TASK REQUIREMENTS |
Any picture among the records should be left out, please; retype the rest exactly.

GIVEN INFORMATION |
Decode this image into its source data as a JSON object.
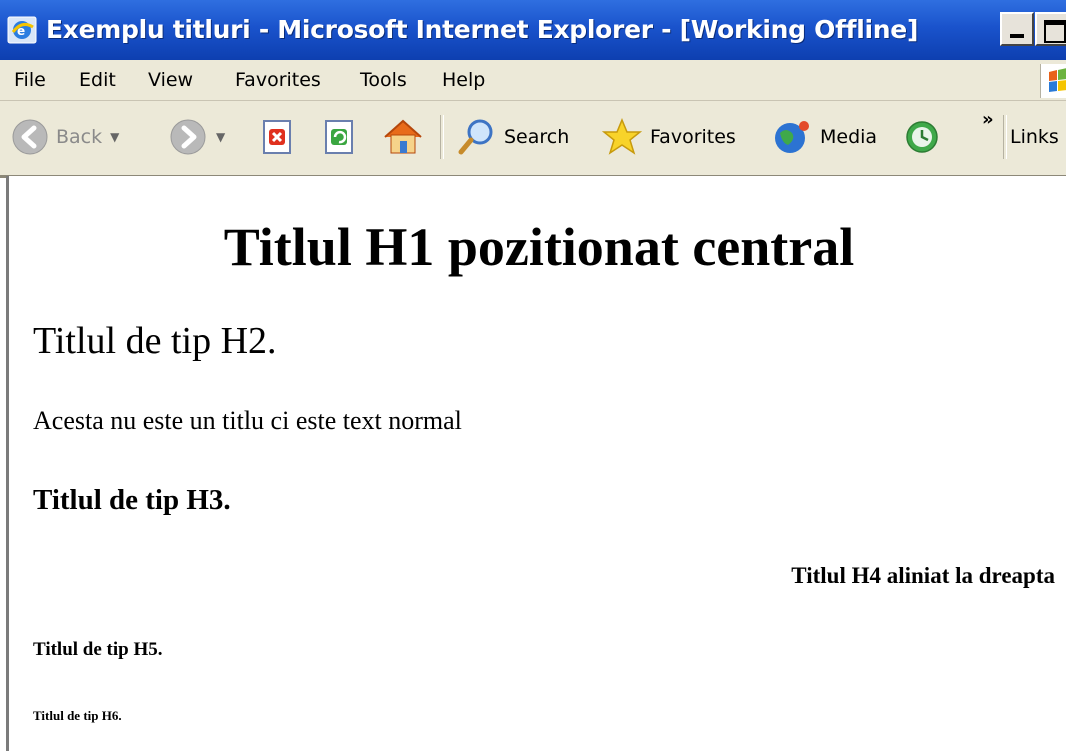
{
  "window": {
    "title": "Exemplu titluri - Microsoft Internet Explorer - [Working Offline]",
    "icons": [
      "ie-app-icon",
      "minimize-icon",
      "maximize-icon"
    ]
  },
  "menu": {
    "items": [
      "File",
      "Edit",
      "View",
      "Favorites",
      "Tools",
      "Help"
    ]
  },
  "toolbar": {
    "back_label": "Back",
    "search_label": "Search",
    "favorites_label": "Favorites",
    "media_label": "Media",
    "chevron_label": "»",
    "links_label": "Links"
  },
  "page": {
    "h1": "Titlul H1 pozitionat central",
    "h2": "Titlul de tip H2.",
    "paragraph": "Acesta nu este un titlu ci este text normal",
    "h3": "Titlul de tip H3.",
    "h4": "Titlul H4 aliniat la dreapta",
    "h5": "Titlul de tip H5.",
    "h6": "Titlul de tip H6."
  },
  "colors": {
    "titlebar": "#1a53cc",
    "chrome": "#ece9d8",
    "content_bg": "#ffffff"
  }
}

FINISHED TASK |
Decode this image into its source data as a JSON object.
{
  "window": {
    "title": "Exemplu titluri - Microsoft Internet Explorer - [Working Offline]",
    "icons": [
      "ie-app-icon",
      "minimize-icon",
      "maximize-icon"
    ]
  },
  "menu": {
    "items": [
      "File",
      "Edit",
      "View",
      "Favorites",
      "Tools",
      "Help"
    ]
  },
  "toolbar": {
    "back_label": "Back",
    "search_label": "Search",
    "favorites_label": "Favorites",
    "media_label": "Media",
    "chevron_label": "»",
    "links_label": "Links"
  },
  "page": {
    "h1": "Titlul H1 pozitionat central",
    "h2": "Titlul de tip H2.",
    "paragraph": "Acesta nu este un titlu ci este text normal",
    "h3": "Titlul de tip H3.",
    "h4": "Titlul H4 aliniat la dreapta",
    "h5": "Titlul de tip H5.",
    "h6": "Titlul de tip H6."
  },
  "colors": {
    "titlebar": "#1a53cc",
    "chrome": "#ece9d8",
    "content_bg": "#ffffff"
  }
}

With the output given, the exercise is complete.